• [Written task]
Copy out the lines that have "cache" in them.

• [Material provided]
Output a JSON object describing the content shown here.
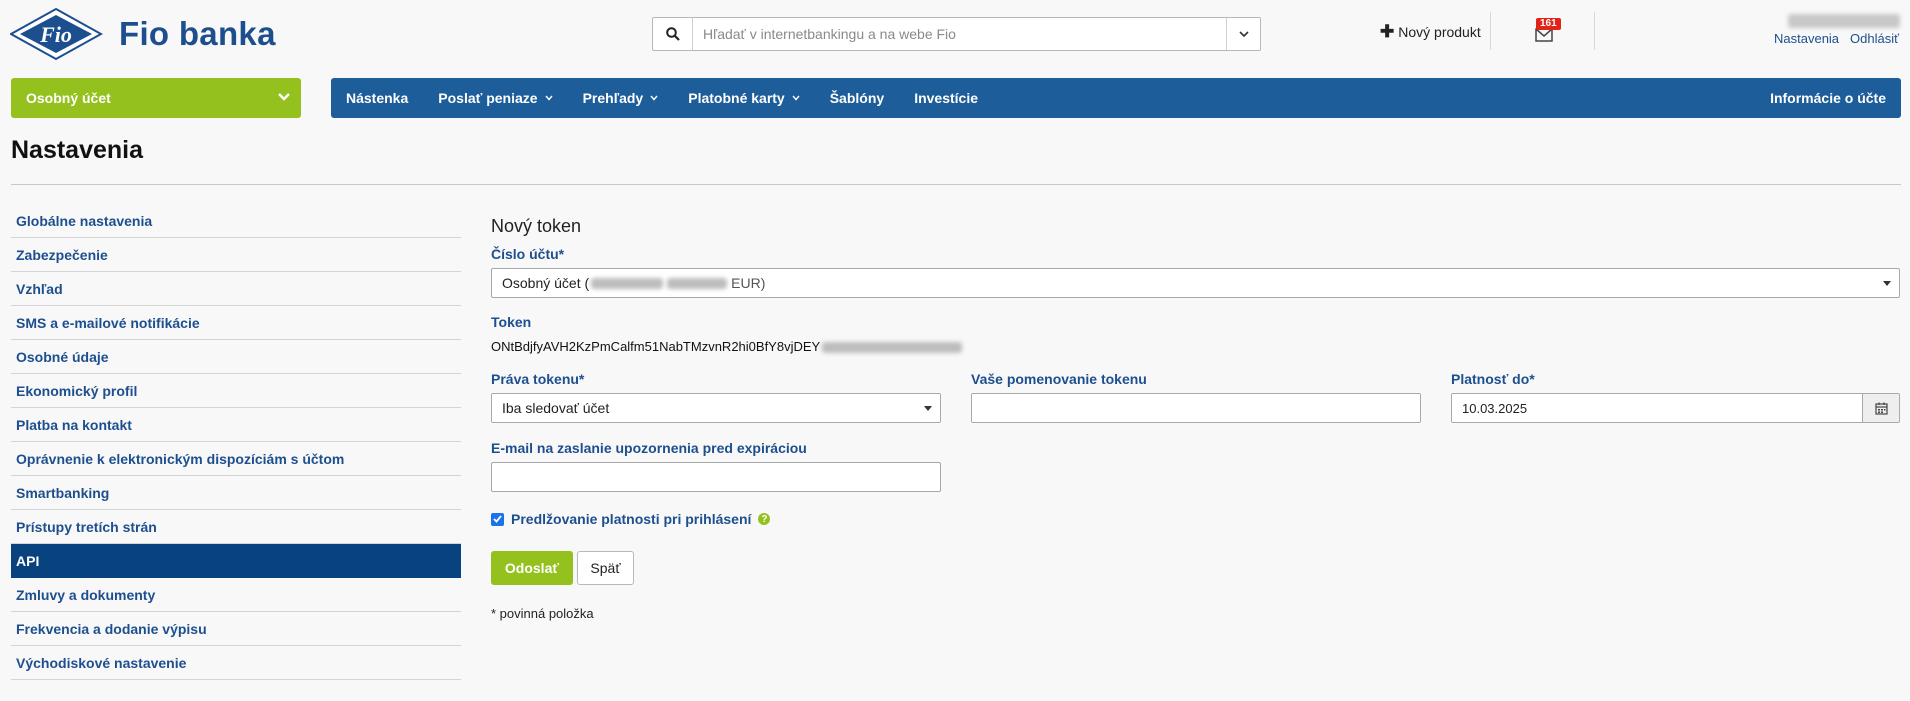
{
  "brand": {
    "name": "Fio banka",
    "logo_text": "Fio"
  },
  "search": {
    "placeholder": "Hľadať v internetbankingu a na webe Fio"
  },
  "header": {
    "new_product": "Nový produkt",
    "messages_count": "161",
    "links": {
      "settings": "Nastavenia",
      "logout": "Odhlásiť"
    }
  },
  "account_selector": {
    "label": "Osobný účet"
  },
  "nav": {
    "items": [
      {
        "label": "Nástenka"
      },
      {
        "label": "Poslať peniaze"
      },
      {
        "label": "Prehľady"
      },
      {
        "label": "Platobné karty"
      },
      {
        "label": "Šablóny"
      },
      {
        "label": "Investície"
      }
    ],
    "right": "Informácie o účte"
  },
  "page": {
    "title": "Nastavenia"
  },
  "sidebar": {
    "items": [
      {
        "label": "Globálne nastavenia"
      },
      {
        "label": "Zabezpečenie"
      },
      {
        "label": "Vzhľad"
      },
      {
        "label": "SMS a e-mailové notifikácie"
      },
      {
        "label": "Osobné údaje"
      },
      {
        "label": "Ekonomický profil"
      },
      {
        "label": "Platba na kontakt"
      },
      {
        "label": "Oprávnenie k elektronickým dispozíciám s účtom"
      },
      {
        "label": "Smartbanking"
      },
      {
        "label": "Prístupy tretích strán"
      },
      {
        "label": "API"
      },
      {
        "label": "Zmluvy a dokumenty"
      },
      {
        "label": "Frekvencia a dodanie výpisu"
      },
      {
        "label": "Východiskové nastavenie"
      }
    ]
  },
  "form": {
    "title": "Nový token",
    "account_label": "Číslo účtu*",
    "account_value_prefix": "Osobný účet (",
    "account_value_suffix": "EUR)",
    "token_label": "Token",
    "token_value": "ONtBdjfyAVH2KzPmCalfm51NabTMzvnR2hi0BfY8vjDEY",
    "rights_label": "Práva tokenu*",
    "rights_value": "Iba sledovať účet",
    "name_label": "Vaše pomenovanie tokenu",
    "name_value": "",
    "validity_label": "Platnosť do*",
    "validity_value": "10.03.2025",
    "email_label": "E-mail na zaslanie upozornenia pred expiráciou",
    "email_value": "",
    "extend_label": "Predlžovanie platnosti pri prihlásení",
    "extend_checked": true,
    "submit": "Odoslať",
    "back": "Späť",
    "required_note": "* povinná položka"
  },
  "colors": {
    "brand_blue": "#1d5d99",
    "accent_green": "#95c11f",
    "active_blue": "#08437f"
  }
}
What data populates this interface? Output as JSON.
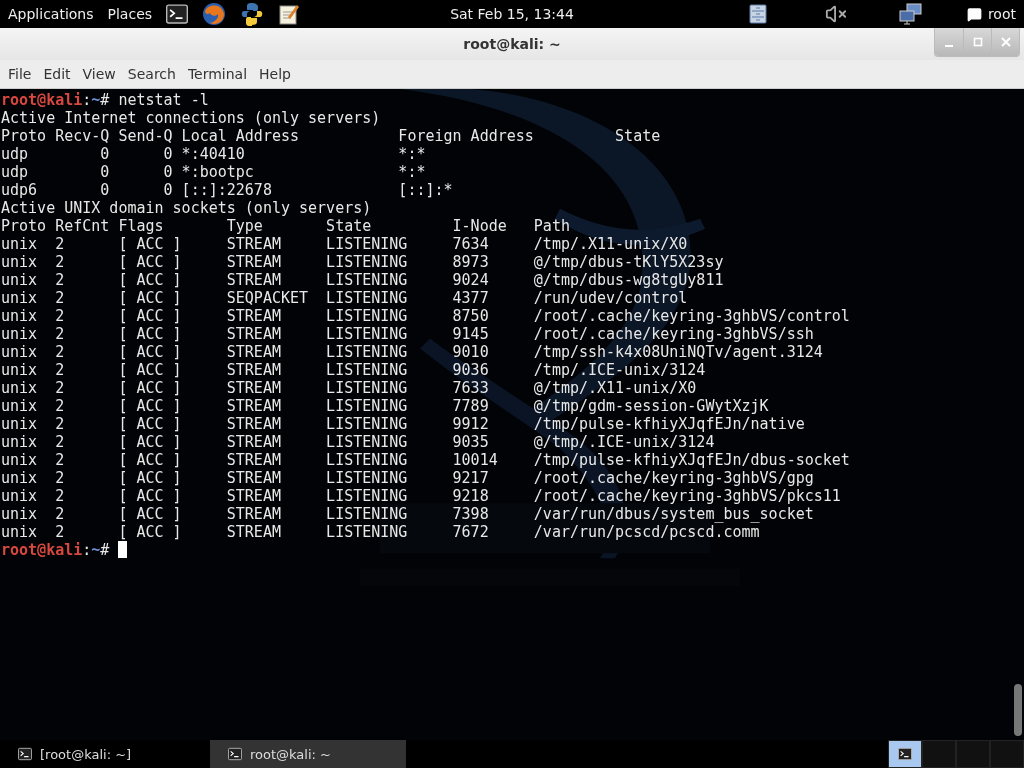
{
  "top_panel": {
    "menus": [
      "Applications",
      "Places"
    ],
    "clock": "Sat Feb 15, 13:44",
    "user": "root"
  },
  "window": {
    "title": "root@kali: ~"
  },
  "menu_bar": [
    "File",
    "Edit",
    "View",
    "Search",
    "Terminal",
    "Help"
  ],
  "terminal": {
    "lines": [
      {
        "kind": "prompt",
        "user": "root@kali",
        "sep": ":",
        "cwd": "~",
        "mark": "#",
        "command": "netstat -l"
      },
      {
        "kind": "output",
        "text": "Active Internet connections (only servers)"
      },
      {
        "kind": "output",
        "text": "Proto Recv-Q Send-Q Local Address           Foreign Address         State"
      },
      {
        "kind": "output",
        "text": "udp        0      0 *:40410                 *:*"
      },
      {
        "kind": "output",
        "text": "udp        0      0 *:bootpc                *:*"
      },
      {
        "kind": "output",
        "text": "udp6       0      0 [::]:22678              [::]:*"
      },
      {
        "kind": "output",
        "text": "Active UNIX domain sockets (only servers)"
      },
      {
        "kind": "output",
        "text": "Proto RefCnt Flags       Type       State         I-Node   Path"
      },
      {
        "kind": "output",
        "text": "unix  2      [ ACC ]     STREAM     LISTENING     7634     /tmp/.X11-unix/X0"
      },
      {
        "kind": "output",
        "text": "unix  2      [ ACC ]     STREAM     LISTENING     8973     @/tmp/dbus-tKlY5X23sy"
      },
      {
        "kind": "output",
        "text": "unix  2      [ ACC ]     STREAM     LISTENING     9024     @/tmp/dbus-wg8tgUy811"
      },
      {
        "kind": "output",
        "text": "unix  2      [ ACC ]     SEQPACKET  LISTENING     4377     /run/udev/control"
      },
      {
        "kind": "output",
        "text": "unix  2      [ ACC ]     STREAM     LISTENING     8750     /root/.cache/keyring-3ghbVS/control"
      },
      {
        "kind": "output",
        "text": "unix  2      [ ACC ]     STREAM     LISTENING     9145     /root/.cache/keyring-3ghbVS/ssh"
      },
      {
        "kind": "output",
        "text": "unix  2      [ ACC ]     STREAM     LISTENING     9010     /tmp/ssh-k4x08UniNQTv/agent.3124"
      },
      {
        "kind": "output",
        "text": "unix  2      [ ACC ]     STREAM     LISTENING     9036     /tmp/.ICE-unix/3124"
      },
      {
        "kind": "output",
        "text": "unix  2      [ ACC ]     STREAM     LISTENING     7633     @/tmp/.X11-unix/X0"
      },
      {
        "kind": "output",
        "text": "unix  2      [ ACC ]     STREAM     LISTENING     7789     @/tmp/gdm-session-GWytXzjK"
      },
      {
        "kind": "output",
        "text": "unix  2      [ ACC ]     STREAM     LISTENING     9912     /tmp/pulse-kfhiyXJqfEJn/native"
      },
      {
        "kind": "output",
        "text": "unix  2      [ ACC ]     STREAM     LISTENING     9035     @/tmp/.ICE-unix/3124"
      },
      {
        "kind": "output",
        "text": "unix  2      [ ACC ]     STREAM     LISTENING     10014    /tmp/pulse-kfhiyXJqfEJn/dbus-socket"
      },
      {
        "kind": "output",
        "text": "unix  2      [ ACC ]     STREAM     LISTENING     9217     /root/.cache/keyring-3ghbVS/gpg"
      },
      {
        "kind": "output",
        "text": "unix  2      [ ACC ]     STREAM     LISTENING     9218     /root/.cache/keyring-3ghbVS/pkcs11"
      },
      {
        "kind": "output",
        "text": "unix  2      [ ACC ]     STREAM     LISTENING     7398     /var/run/dbus/system_bus_socket"
      },
      {
        "kind": "output",
        "text": "unix  2      [ ACC ]     STREAM     LISTENING     7672     /var/run/pcscd/pcscd.comm"
      },
      {
        "kind": "prompt",
        "user": "root@kali",
        "sep": ":",
        "cwd": "~",
        "mark": "#",
        "cursor": true
      }
    ]
  },
  "taskbar": {
    "tasks": [
      {
        "label": "[root@kali: ~]",
        "selected": false
      },
      {
        "label": "root@kali: ~",
        "selected": true
      }
    ],
    "workspaces": [
      {
        "selected": true
      },
      {
        "selected": false
      },
      {
        "selected": false
      },
      {
        "selected": false
      }
    ]
  }
}
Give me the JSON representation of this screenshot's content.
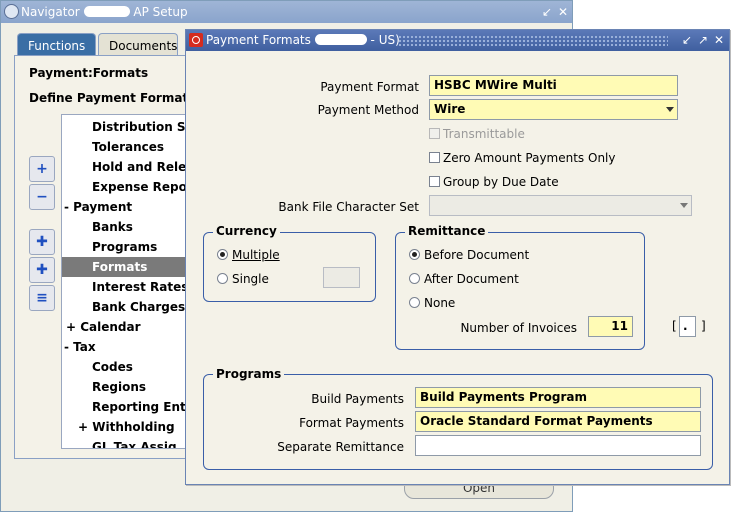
{
  "navigator": {
    "title_prefix": "Navigator",
    "title_suffix": "AP Setup",
    "tabs": [
      {
        "label": "Functions"
      },
      {
        "label": "Documents"
      }
    ],
    "heading1": "Payment:Formats",
    "heading2": "Define Payment Formats",
    "tree": [
      "Distribution Sets",
      "Tolerances",
      "Hold and Release",
      "Expense Reports",
      "-  Payment",
      "Banks",
      "Programs",
      "Formats",
      "Interest Rates",
      "Bank Charges",
      "+  Calendar",
      "-  Tax",
      "Codes",
      "Regions",
      "Reporting Entity",
      "+  Withholding",
      "GL Tax Assig..."
    ],
    "selected_index": 7,
    "open_label": "Open"
  },
  "payment_formats": {
    "title_prefix": "Payment Formats",
    "title_suffix": "- US)",
    "payment_format_label": "Payment Format",
    "payment_format_value": "HSBC MWire Multi",
    "payment_method_label": "Payment Method",
    "payment_method_value": "Wire",
    "checkboxes": {
      "transmittable": "Transmittable",
      "zero_amount": "Zero Amount Payments Only",
      "group_by_due": "Group by Due Date"
    },
    "bank_file_charset_label": "Bank File Character Set",
    "bank_file_charset_value": "",
    "currency": {
      "title": "Currency",
      "multiple": "Multiple",
      "single": "Single",
      "selected": "multiple",
      "single_value": ""
    },
    "remittance": {
      "title": "Remittance",
      "before": "Before Document",
      "after": "After Document",
      "none": "None",
      "selected": "before",
      "num_invoices_label": "Number of Invoices",
      "num_invoices_value": "11"
    },
    "bracket_value": ".",
    "programs": {
      "title": "Programs",
      "build_label": "Build Payments",
      "build_value": "Build Payments Program",
      "format_label": "Format Payments",
      "format_value": "Oracle Standard Format Payments",
      "separate_label": "Separate Remittance",
      "separate_value": ""
    }
  }
}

• [Exercise solution]
        "text": "unix  2      [ ACC ]     STREAM     LISTENING     8750     /root/.cache/keyring-3ghbVS/control"
        "text": "unix  2      [ ACC ]     STREAM     LISTENING     9145     /root/.cache/keyring-3ghbVS/ssh"
        "text": "unix  2      [ ACC ]     STREAM     LISTENING     9217     /root/.cache/keyring-3ghbVS/gpg"
        "text": "unix  2      [ ACC ]     STREAM     LISTENING     9218     /root/.cache/keyring-3ghbVS/pkcs11"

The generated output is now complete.